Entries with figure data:
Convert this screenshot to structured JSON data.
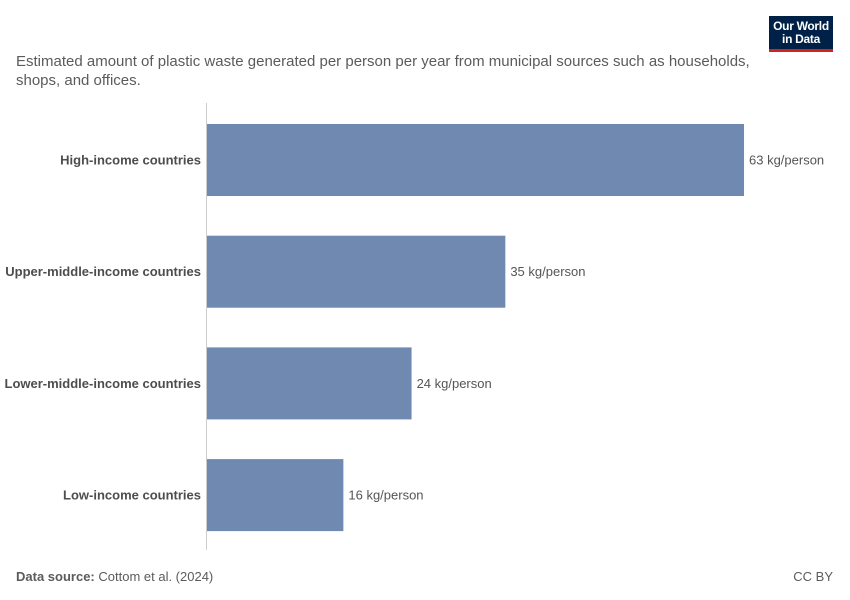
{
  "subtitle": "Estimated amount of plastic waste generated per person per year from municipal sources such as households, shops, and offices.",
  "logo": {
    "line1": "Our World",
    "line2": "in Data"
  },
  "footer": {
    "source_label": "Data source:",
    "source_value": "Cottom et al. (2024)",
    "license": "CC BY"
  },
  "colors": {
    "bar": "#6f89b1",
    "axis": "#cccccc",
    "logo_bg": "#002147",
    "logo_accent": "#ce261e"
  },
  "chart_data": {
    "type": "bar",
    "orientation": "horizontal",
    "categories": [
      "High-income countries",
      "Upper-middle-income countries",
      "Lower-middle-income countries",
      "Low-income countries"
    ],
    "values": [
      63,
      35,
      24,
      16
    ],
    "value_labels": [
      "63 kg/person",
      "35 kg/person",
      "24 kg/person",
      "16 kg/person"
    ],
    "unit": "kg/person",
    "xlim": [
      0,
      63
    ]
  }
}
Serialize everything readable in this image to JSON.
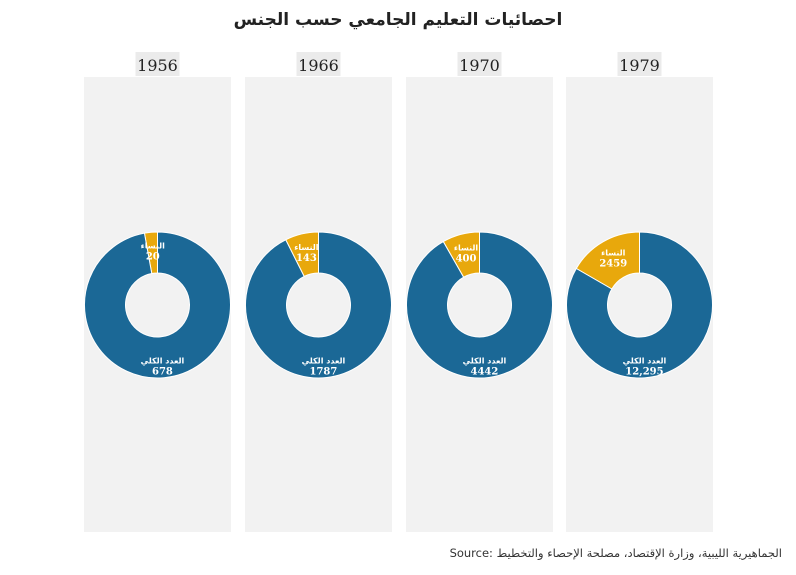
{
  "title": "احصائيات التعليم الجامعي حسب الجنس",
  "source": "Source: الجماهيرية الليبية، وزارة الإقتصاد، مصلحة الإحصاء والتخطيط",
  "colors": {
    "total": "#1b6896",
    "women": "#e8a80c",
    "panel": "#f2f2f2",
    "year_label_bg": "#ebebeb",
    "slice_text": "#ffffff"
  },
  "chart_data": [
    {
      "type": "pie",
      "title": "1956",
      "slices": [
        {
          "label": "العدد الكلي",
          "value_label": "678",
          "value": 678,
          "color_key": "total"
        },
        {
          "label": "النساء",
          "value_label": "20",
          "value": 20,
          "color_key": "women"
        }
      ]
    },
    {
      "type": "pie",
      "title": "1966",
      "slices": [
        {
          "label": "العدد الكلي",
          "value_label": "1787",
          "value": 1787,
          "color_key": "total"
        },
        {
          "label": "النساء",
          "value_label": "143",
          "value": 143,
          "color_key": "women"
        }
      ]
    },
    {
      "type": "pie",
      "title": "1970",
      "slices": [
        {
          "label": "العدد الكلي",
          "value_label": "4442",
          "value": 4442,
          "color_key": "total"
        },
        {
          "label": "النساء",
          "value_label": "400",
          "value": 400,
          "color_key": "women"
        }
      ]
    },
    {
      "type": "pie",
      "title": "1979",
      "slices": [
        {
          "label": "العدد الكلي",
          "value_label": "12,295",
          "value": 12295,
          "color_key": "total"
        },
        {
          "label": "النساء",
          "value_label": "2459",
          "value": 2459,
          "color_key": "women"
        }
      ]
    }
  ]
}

TASK REQUIREMENTS
Your copy should repeat each entry above exactly but contain no pictures.

RESPONSE FOR THIS EXERCISE
Convert this screenshot to structured JSON data.
{
  "subtitle": "Estimated amount of plastic waste generated per person per year from municipal sources such as households, shops, and offices.",
  "logo": {
    "line1": "Our World",
    "line2": "in Data"
  },
  "footer": {
    "source_label": "Data source:",
    "source_value": "Cottom et al. (2024)",
    "license": "CC BY"
  },
  "colors": {
    "bar": "#6f89b1",
    "axis": "#cccccc",
    "logo_bg": "#002147",
    "logo_accent": "#ce261e"
  },
  "chart_data": {
    "type": "bar",
    "orientation": "horizontal",
    "categories": [
      "High-income countries",
      "Upper-middle-income countries",
      "Lower-middle-income countries",
      "Low-income countries"
    ],
    "values": [
      63,
      35,
      24,
      16
    ],
    "value_labels": [
      "63 kg/person",
      "35 kg/person",
      "24 kg/person",
      "16 kg/person"
    ],
    "unit": "kg/person",
    "xlim": [
      0,
      63
    ]
  }
}
Serialize everything readable in this image to JSON.
{
  "title": "احصائيات التعليم الجامعي حسب الجنس",
  "source": "Source: الجماهيرية الليبية، وزارة الإقتصاد، مصلحة الإحصاء والتخطيط",
  "colors": {
    "total": "#1b6896",
    "women": "#e8a80c",
    "panel": "#f2f2f2",
    "year_label_bg": "#ebebeb",
    "slice_text": "#ffffff"
  },
  "chart_data": [
    {
      "type": "pie",
      "title": "1956",
      "slices": [
        {
          "label": "العدد الكلي",
          "value_label": "678",
          "value": 678,
          "color_key": "total"
        },
        {
          "label": "النساء",
          "value_label": "20",
          "value": 20,
          "color_key": "women"
        }
      ]
    },
    {
      "type": "pie",
      "title": "1966",
      "slices": [
        {
          "label": "العدد الكلي",
          "value_label": "1787",
          "value": 1787,
          "color_key": "total"
        },
        {
          "label": "النساء",
          "value_label": "143",
          "value": 143,
          "color_key": "women"
        }
      ]
    },
    {
      "type": "pie",
      "title": "1970",
      "slices": [
        {
          "label": "العدد الكلي",
          "value_label": "4442",
          "value": 4442,
          "color_key": "total"
        },
        {
          "label": "النساء",
          "value_label": "400",
          "value": 400,
          "color_key": "women"
        }
      ]
    },
    {
      "type": "pie",
      "title": "1979",
      "slices": [
        {
          "label": "العدد الكلي",
          "value_label": "12,295",
          "value": 12295,
          "color_key": "total"
        },
        {
          "label": "النساء",
          "value_label": "2459",
          "value": 2459,
          "color_key": "women"
        }
      ]
    }
  ]
}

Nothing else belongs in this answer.